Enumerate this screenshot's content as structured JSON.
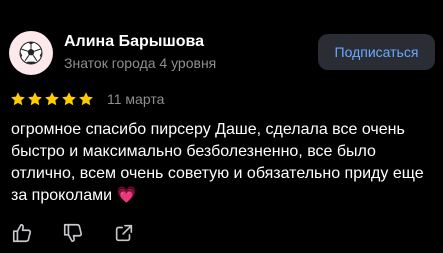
{
  "review": {
    "author": {
      "name": "Алина Барышова",
      "level": "Знаток города 4 уровня",
      "avatar_icon": "soccer-ball-icon"
    },
    "subscribe_label": "Подписаться",
    "rating": 5,
    "rating_max": 5,
    "date": "11 марта",
    "text": "огромное спасибо пирсеру Даше, сделала все очень быстро и максимально безболезненно, все было отлично, всем очень советую и обязательно приду еще за проколами 💗",
    "actions": [
      "like-icon",
      "dislike-icon",
      "share-icon"
    ]
  },
  "colors": {
    "background": "#000000",
    "star": "#ffcc00",
    "accent": "#6aa9ff",
    "secondary_text": "#8e8e93",
    "button_bg": "#2a2d33"
  }
}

⁂

▶ _INSTRUCTIONS FOR THE TASK_: Extract every line of the records above that contains the word "icon".

▶ _CORRECT RESPONSE_:
      "avatar_icon": "soccer-ball-icon"
      "like-icon",
      "dislike-icon",
      "share-icon"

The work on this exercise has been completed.